*THE INPUT:*
◇ ◇ ◇

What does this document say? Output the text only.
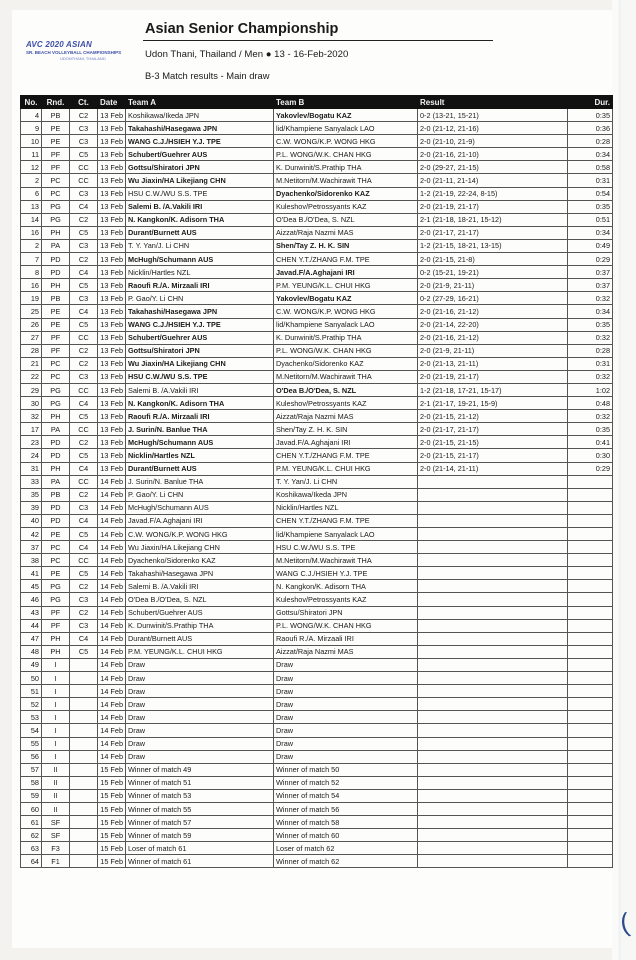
(
AVC 2020 ASIAN
SR. BEACH VOLLEYBALL CHAMPIONSHIPS
UDONTHANI, THAILAND
Asian Senior Championship
Udon Thani, Thailand / Men ● 13 - 16-Feb-2020
B-3 Match results - Main draw
No.	Rnd.	Ct.	Date	Team A	Team B	Result	Dur.
4	PB	C2	13 Feb	Koshikawa/Ikeda JPN	Yakovlev/Bogatu KAZ	0-2 (13-21, 15-21)	0:35
9	PE	C3	13 Feb	Takahashi/Hasegawa JPN	lid/Khampiene Sanyalack LAO	2-0 (21-12, 21-16)	0:36
10	PE	C3	13 Feb	WANG C.J./HSIEH Y.J. TPE	C.W. WONG/K.P. WONG HKG	2-0 (21-10, 21-9)	0:28
11	PF	C5	13 Feb	Schubert/Guehrer AUS	P.L. WONG/W.K. CHAN HKG	2-0 (21-16, 21-10)	0:34
12	PF	CC	13 Feb	Gottsu/Shiratori JPN	K. Dunwinit/S.Prathip THA	2-0 (29-27, 21-15)	0:58
2	PC	CC	13 Feb	Wu Jiaxin/HA Likejiang CHN	M.Netitorn/M.Wachirawit THA	2-0 (21-11, 21-14)	0:31
6	PC	C3	13 Feb	HSU C.W./WU S.S. TPE	Dyachenko/Sidorenko KAZ	1-2 (21-19, 22-24, 8-15)	0:54
13	PG	C4	13 Feb	Salemi B. /A.Vakili IRI	Kuleshov/Petrossyants KAZ	2-0 (21-19, 21-17)	0:35
14	PG	C2	13 Feb	N. Kangkon/K. Adisorn THA	O'Dea B./O'Dea, S. NZL	2-1 (21-18, 18-21, 15-12)	0:51
16	PH	C5	13 Feb	Durant/Burnett AUS	Aizzat/Raja Nazmi MAS	2-0 (21-17, 21-17)	0:34
2	PA	C3	13 Feb	T. Y. Yan/J. Li CHN	Shen/Tay Z. H. K. SIN	1-2 (21-15, 18-21, 13-15)	0:49
7	PD	C2	13 Feb	McHugh/Schumann AUS	CHEN Y.T./ZHANG F.M. TPE	2-0 (21-15, 21-8)	0:29
8	PD	C4	13 Feb	Nicklin/Hartles NZL	Javad.F/A.Aghajani IRI	0-2 (15-21, 19-21)	0:37
16	PH	C5	13 Feb	Raoufi R./A. Mirzaali IRI	P.M. YEUNG/K.L. CHUI HKG	2-0 (21-9, 21-11)	0:37
19	PB	C3	13 Feb	P. Gao/Y. Li CHN	Yakovlev/Bogatu KAZ	0-2 (27-29, 16-21)	0:32
25	PE	C4	13 Feb	Takahashi/Hasegawa JPN	C.W. WONG/K.P. WONG HKG	2-0 (21-16, 21-12)	0:34
26	PE	C5	13 Feb	WANG C.J./HSIEH Y.J. TPE	lid/Khampiene Sanyalack LAO	2-0 (21-14, 22-20)	0:35
27	PF	CC	13 Feb	Schubert/Guehrer AUS	K. Dunwinit/S.Prathip THA	2-0 (21-16, 21-12)	0:32
28	PF	C2	13 Feb	Gottsu/Shiratori JPN	P.L. WONG/W.K. CHAN HKG	2-0 (21-9, 21-11)	0:28
21	PC	C2	13 Feb	Wu Jiaxin/HA Likejiang CHN	Dyachenko/Sidorenko KAZ	2-0 (21-13, 21-11)	0:31
22	PC	C3	13 Feb	HSU C.W./WU S.S. TPE	M.Netitorn/M.Wachirawit THA	2-0 (21-19, 21-17)	0:32
29	PG	CC	13 Feb	Salemi B. /A.Vakili IRI	O'Dea B./O'Dea, S. NZL	1-2 (21-18, 17-21, 15-17)	1:02
30	PG	C4	13 Feb	N. Kangkon/K. Adisorn THA	Kuleshov/Petrossyants KAZ	2-1 (21-17, 19-21, 15-9)	0:48
32	PH	C5	13 Feb	Raoufi R./A. Mirzaali IRI	Aizzat/Raja Nazmi MAS	2-0 (21-15, 21-12)	0:32
17	PA	CC	13 Feb	J. Surin/N. Banlue THA	Shen/Tay Z. H. K. SIN	2-0 (21-17, 21-17)	0:35
23	PD	C2	13 Feb	McHugh/Schumann AUS	Javad.F/A.Aghajani IRI	2-0 (21-15, 21-15)	0:41
24	PD	C5	13 Feb	Nicklin/Hartles NZL	CHEN Y.T./ZHANG F.M. TPE	2-0 (21-15, 21-17)	0:30
31	PH	C4	13 Feb	Durant/Burnett AUS	P.M. YEUNG/K.L. CHUI HKG	2-0 (21-14, 21-11)	0:29
33	PA	CC	14 Feb	J. Surin/N. Banlue THA	T. Y. Yan/J. Li CHN		
35	PB	C2	14 Feb	P. Gao/Y. Li CHN	Koshikawa/Ikeda JPN		
39	PD	C3	14 Feb	McHugh/Schumann AUS	Nicklin/Hartles NZL		
40	PD	C4	14 Feb	Javad.F/A.Aghajani IRI	CHEN Y.T./ZHANG F.M. TPE		
42	PE	C5	14 Feb	C.W. WONG/K.P. WONG HKG	lid/Khampiene Sanyalack LAO		
37	PC	C4	14 Feb	Wu Jiaxin/HA Likejiang CHN	HSU C.W./WU S.S. TPE		
38	PC	CC	14 Feb	Dyachenko/Sidorenko KAZ	M.Netitorn/M.Wachirawit THA		
41	PE	C5	14 Feb	Takahashi/Hasegawa JPN	WANG C.J./HSIEH Y.J. TPE		
45	PG	C2	14 Feb	Salemi B. /A.Vakili IRI	N. Kangkon/K. Adisorn THA		
46	PG	C3	14 Feb	O'Dea B./O'Dea, S. NZL	Kuleshov/Petrossyants KAZ		
43	PF	C2	14 Feb	Schubert/Guehrer AUS	Gottsu/Shiratori JPN		
44	PF	C3	14 Feb	K. Dunwinit/S.Prathip THA	P.L. WONG/W.K. CHAN HKG		
47	PH	C4	14 Feb	Durant/Burnett AUS	Raoufi R./A. Mirzaali IRI		
48	PH	C5	14 Feb	P.M. YEUNG/K.L. CHUI HKG	Aizzat/Raja Nazmi MAS		
49	I		14 Feb	Draw	Draw		
50	I		14 Feb	Draw	Draw		
51	I		14 Feb	Draw	Draw		
52	I		14 Feb	Draw	Draw		
53	I		14 Feb	Draw	Draw		
54	I		14 Feb	Draw	Draw		
55	I		14 Feb	Draw	Draw		
56	I		14 Feb	Draw	Draw		
57	II		15 Feb	Winner of match 49	Winner of match 50		
58	II		15 Feb	Winner of match 51	Winner of match 52		
59	II		15 Feb	Winner of match 53	Winner of match 54		
60	II		15 Feb	Winner of match 55	Winner of match 56		
61	SF		15 Feb	Winner of match 57	Winner of match 58		
62	SF		15 Feb	Winner of match 59	Winner of match 60		
63	F3		15 Feb	Loser of match 61	Loser of match 62		
64	F1		15 Feb	Winner of match 61	Winner of match 62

◇ ◇ ◇

*TASK OBJECTIVE:*
Gather all lines of the records that include the word "Aizzat".

*FULL SOLUTION:*
16	PH	C5	13 Feb	Durant/Burnett AUS	Aizzat/Raja Nazmi MAS	2-0 (21-17, 21-17)	0:34
32	PH	C5	13 Feb	Raoufi R./A. Mirzaali IRI	Aizzat/Raja Nazmi MAS	2-0 (21-15, 21-12)	0:32
48	PH	C5	14 Feb	P.M. YEUNG/K.L. CHUI HKG	Aizzat/Raja Nazmi MAS		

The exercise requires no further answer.